* [Your instructions]
List each line of the data in which the string "Website" appears.

* [Data records]

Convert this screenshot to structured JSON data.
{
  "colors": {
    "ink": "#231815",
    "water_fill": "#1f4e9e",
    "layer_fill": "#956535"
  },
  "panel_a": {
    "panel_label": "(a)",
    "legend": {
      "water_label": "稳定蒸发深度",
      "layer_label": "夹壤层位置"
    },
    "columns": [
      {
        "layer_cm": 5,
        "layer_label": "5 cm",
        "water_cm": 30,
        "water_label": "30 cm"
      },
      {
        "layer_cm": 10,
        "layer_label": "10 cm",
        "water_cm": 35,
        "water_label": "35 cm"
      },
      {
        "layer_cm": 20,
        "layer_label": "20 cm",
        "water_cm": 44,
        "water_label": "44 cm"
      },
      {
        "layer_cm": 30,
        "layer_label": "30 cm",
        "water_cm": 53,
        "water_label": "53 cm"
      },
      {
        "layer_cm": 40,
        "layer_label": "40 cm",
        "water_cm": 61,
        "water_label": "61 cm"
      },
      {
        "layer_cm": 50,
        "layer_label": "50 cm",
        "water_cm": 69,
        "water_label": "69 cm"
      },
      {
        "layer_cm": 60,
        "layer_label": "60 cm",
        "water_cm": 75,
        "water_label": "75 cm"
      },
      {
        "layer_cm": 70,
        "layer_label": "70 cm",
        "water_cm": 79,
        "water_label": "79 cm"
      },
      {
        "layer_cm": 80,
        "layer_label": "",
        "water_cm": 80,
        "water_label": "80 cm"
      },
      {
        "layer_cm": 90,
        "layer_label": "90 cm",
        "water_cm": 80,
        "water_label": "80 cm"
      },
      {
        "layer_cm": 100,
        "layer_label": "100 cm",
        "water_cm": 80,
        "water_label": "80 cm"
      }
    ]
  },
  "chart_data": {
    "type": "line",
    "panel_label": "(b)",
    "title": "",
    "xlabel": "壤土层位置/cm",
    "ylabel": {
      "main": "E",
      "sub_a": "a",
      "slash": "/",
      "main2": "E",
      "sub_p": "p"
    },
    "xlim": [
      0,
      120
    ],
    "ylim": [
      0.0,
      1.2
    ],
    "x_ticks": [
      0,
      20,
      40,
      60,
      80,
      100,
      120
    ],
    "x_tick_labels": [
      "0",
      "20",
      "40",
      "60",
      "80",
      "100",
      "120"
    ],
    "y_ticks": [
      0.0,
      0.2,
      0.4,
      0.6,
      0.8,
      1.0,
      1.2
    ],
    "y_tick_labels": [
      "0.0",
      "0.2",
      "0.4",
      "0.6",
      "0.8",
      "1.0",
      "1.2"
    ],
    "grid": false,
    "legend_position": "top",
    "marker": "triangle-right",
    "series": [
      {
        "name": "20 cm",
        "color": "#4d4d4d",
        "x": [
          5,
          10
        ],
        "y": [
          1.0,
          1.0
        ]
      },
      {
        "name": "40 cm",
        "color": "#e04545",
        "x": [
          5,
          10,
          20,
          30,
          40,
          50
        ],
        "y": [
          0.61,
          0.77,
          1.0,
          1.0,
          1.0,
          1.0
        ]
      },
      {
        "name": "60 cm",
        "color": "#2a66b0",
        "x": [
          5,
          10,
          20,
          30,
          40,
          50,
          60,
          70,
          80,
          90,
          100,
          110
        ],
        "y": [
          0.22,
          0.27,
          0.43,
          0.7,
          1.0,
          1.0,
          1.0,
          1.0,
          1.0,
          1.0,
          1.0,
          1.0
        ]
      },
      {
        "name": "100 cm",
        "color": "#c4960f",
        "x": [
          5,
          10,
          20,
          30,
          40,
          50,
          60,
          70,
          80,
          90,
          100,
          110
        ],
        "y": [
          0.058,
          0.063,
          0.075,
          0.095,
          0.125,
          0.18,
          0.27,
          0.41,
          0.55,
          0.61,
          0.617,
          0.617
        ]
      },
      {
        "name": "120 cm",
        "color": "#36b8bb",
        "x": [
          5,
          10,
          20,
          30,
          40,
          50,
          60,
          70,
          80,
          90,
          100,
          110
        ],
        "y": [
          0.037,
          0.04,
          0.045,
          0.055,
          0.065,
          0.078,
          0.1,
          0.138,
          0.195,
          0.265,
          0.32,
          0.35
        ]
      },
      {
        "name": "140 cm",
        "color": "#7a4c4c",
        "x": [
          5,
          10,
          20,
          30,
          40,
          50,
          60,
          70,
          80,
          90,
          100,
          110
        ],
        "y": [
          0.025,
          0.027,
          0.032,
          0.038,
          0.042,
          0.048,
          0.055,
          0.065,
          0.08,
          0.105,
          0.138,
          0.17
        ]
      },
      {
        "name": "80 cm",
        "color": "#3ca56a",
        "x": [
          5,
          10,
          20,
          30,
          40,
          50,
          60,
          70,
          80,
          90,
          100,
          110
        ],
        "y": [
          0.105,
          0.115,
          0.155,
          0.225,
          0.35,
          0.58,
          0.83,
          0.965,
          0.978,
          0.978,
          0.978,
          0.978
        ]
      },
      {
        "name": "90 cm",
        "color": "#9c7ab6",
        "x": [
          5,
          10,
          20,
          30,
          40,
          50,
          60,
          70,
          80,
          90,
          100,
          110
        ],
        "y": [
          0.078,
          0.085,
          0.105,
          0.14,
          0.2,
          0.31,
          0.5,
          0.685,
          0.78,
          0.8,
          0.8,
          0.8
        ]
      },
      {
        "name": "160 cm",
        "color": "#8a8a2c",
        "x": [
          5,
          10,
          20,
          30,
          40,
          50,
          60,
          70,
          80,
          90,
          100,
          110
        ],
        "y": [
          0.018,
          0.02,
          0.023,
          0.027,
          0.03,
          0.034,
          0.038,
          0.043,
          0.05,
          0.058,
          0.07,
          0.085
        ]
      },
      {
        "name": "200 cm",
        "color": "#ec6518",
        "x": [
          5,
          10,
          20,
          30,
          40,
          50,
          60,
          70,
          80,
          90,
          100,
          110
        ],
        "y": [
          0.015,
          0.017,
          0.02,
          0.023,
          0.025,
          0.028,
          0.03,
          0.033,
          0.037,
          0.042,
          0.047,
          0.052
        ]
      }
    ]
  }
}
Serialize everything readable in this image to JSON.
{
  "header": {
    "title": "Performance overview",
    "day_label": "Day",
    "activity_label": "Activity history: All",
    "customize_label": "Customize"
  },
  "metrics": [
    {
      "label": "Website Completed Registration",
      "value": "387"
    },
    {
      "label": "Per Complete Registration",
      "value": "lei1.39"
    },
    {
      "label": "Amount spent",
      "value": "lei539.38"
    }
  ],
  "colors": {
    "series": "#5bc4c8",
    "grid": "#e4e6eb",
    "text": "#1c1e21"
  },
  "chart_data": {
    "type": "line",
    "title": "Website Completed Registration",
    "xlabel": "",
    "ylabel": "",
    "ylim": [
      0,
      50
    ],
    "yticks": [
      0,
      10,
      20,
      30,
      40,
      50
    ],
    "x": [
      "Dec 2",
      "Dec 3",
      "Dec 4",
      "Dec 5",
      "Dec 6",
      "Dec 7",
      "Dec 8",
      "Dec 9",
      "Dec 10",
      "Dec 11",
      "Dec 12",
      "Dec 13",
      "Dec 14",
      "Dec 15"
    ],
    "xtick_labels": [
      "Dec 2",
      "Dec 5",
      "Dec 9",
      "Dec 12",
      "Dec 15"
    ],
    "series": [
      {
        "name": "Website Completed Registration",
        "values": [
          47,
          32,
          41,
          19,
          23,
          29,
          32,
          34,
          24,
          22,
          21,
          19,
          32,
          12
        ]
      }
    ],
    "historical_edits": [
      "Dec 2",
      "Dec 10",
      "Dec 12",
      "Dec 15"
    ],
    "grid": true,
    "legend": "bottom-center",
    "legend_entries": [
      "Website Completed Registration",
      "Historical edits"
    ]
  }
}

* [Worked solution]
      "label": "Website Completed Registration",
    "title": "Website Completed Registration",
        "name": "Website Completed Registration",
      "Website Completed Registration",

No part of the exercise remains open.